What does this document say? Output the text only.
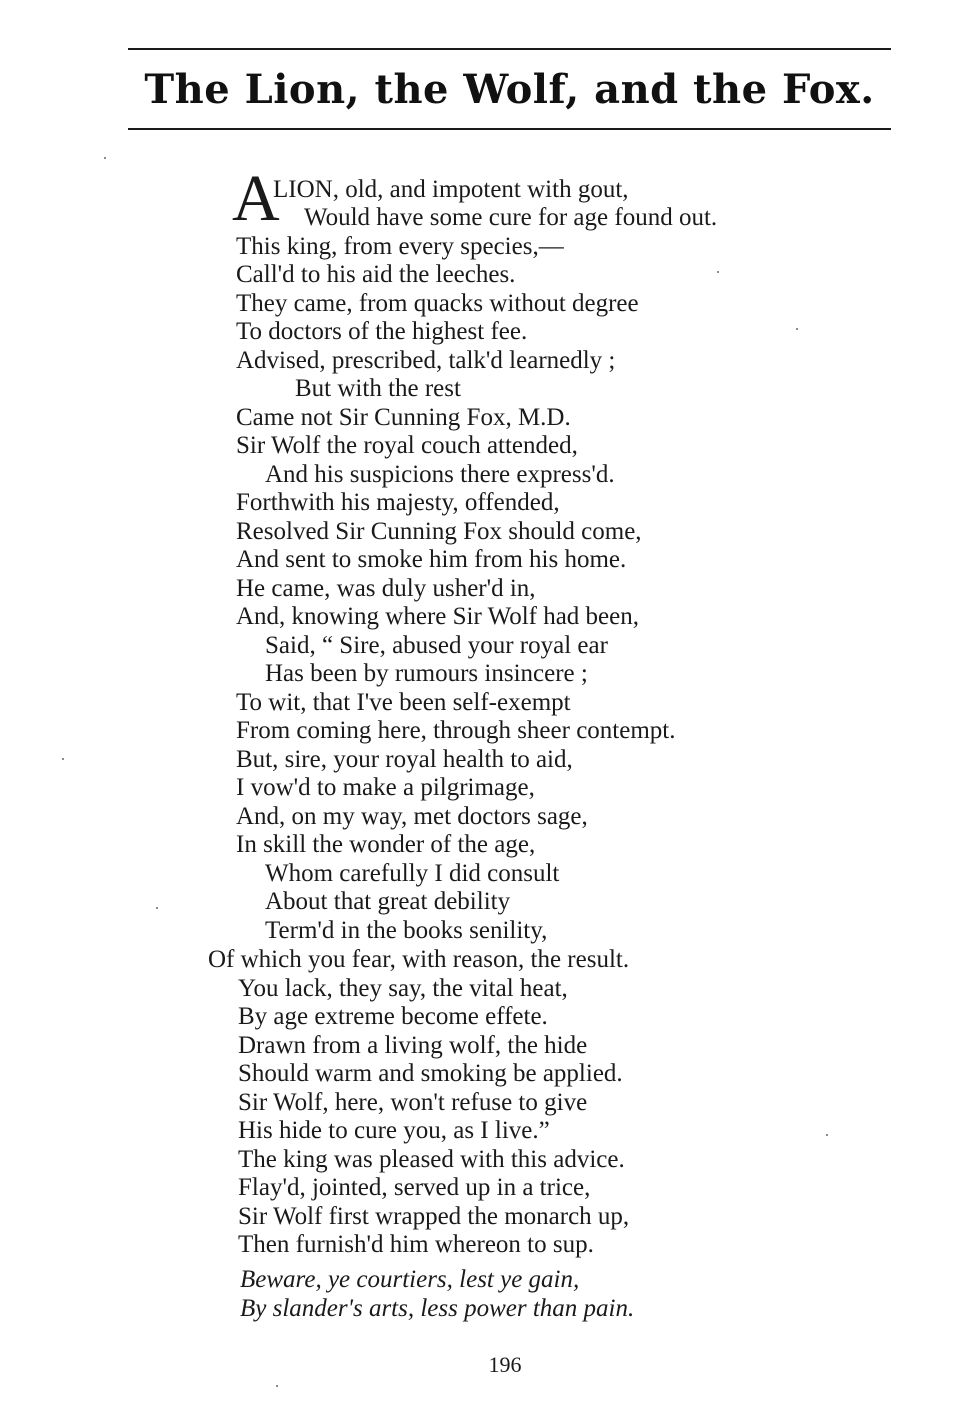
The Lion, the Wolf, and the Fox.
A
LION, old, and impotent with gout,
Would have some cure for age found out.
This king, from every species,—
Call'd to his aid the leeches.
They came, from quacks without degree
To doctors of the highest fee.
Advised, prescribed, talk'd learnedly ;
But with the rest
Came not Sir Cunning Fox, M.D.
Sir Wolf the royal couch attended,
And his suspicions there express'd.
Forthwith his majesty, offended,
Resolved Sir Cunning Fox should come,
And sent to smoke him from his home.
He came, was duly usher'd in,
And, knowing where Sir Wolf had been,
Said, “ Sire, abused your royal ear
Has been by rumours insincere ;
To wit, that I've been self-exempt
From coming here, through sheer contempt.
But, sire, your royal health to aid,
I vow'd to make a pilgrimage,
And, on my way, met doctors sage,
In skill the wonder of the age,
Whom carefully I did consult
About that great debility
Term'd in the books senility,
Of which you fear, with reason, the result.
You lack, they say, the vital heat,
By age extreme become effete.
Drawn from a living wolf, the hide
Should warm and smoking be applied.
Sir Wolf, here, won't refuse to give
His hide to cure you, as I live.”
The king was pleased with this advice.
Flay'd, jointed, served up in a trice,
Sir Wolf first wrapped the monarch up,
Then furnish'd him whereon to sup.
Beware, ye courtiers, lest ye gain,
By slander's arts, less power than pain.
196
_ _ _ _
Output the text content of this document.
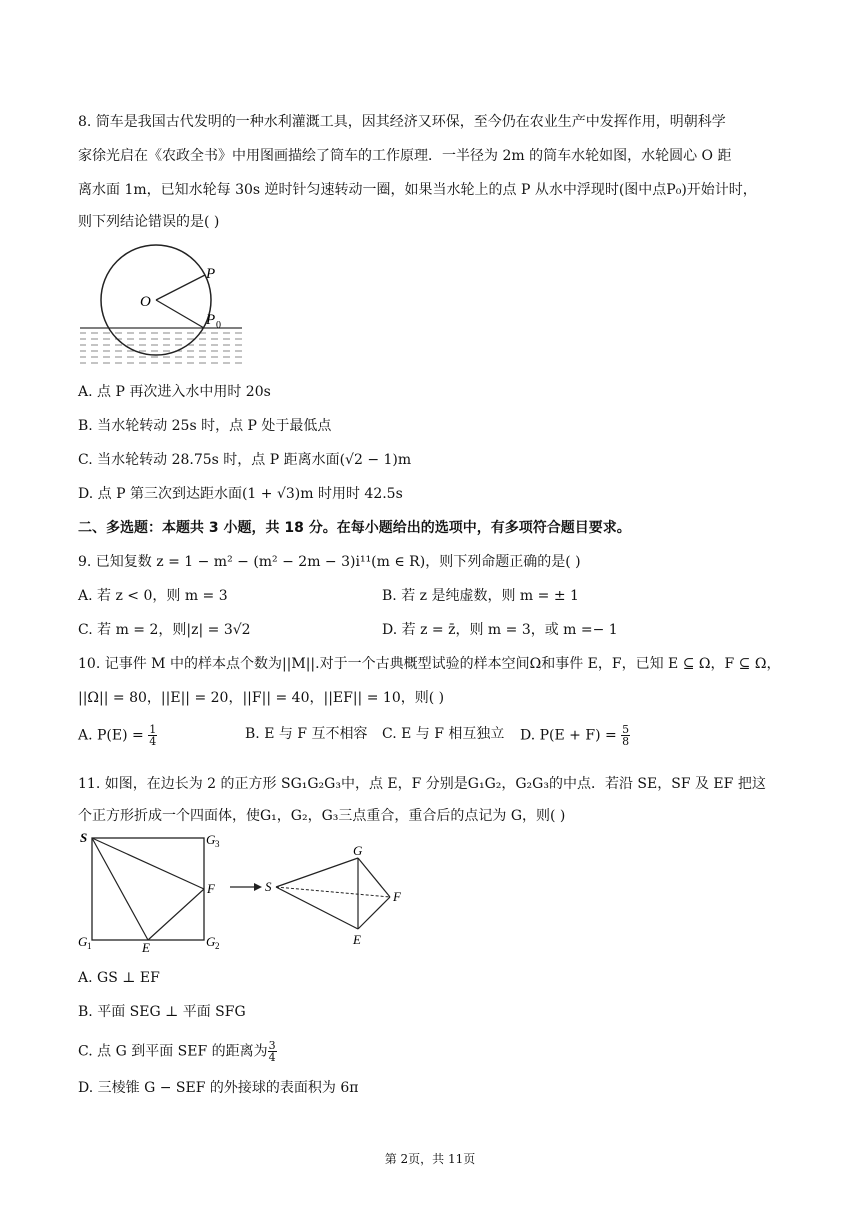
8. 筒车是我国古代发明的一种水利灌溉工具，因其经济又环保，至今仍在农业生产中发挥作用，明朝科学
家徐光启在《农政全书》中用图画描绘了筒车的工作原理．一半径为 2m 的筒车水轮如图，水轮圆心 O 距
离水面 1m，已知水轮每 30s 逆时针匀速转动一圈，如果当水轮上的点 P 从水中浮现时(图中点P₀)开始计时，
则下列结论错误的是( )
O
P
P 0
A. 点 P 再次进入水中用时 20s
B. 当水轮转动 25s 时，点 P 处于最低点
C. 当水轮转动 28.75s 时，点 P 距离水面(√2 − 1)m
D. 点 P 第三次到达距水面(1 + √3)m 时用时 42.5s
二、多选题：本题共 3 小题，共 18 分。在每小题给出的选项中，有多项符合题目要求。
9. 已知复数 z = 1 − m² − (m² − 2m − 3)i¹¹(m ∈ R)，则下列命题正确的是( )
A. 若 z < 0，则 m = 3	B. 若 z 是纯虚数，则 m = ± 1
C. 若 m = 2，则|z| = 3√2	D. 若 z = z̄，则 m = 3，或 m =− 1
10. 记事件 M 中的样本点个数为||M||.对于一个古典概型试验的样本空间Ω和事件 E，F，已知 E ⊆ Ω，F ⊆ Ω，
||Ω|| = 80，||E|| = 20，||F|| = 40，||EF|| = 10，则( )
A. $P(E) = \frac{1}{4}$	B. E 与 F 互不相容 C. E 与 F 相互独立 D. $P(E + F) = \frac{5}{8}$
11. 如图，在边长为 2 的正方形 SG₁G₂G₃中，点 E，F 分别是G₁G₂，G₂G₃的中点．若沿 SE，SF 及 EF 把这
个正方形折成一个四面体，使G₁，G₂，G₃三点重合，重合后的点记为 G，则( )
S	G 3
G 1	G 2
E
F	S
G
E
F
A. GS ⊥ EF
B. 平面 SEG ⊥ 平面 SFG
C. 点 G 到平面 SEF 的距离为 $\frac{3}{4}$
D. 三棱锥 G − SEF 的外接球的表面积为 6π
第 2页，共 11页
_ _ _ _
**DESCRIPTION OF THE TASK**
Identify each line holding the string "that", and copy it out.

**SOLUTION FOR THIS PROBLEM**
To wit, that I've been self-exempt
About that great debility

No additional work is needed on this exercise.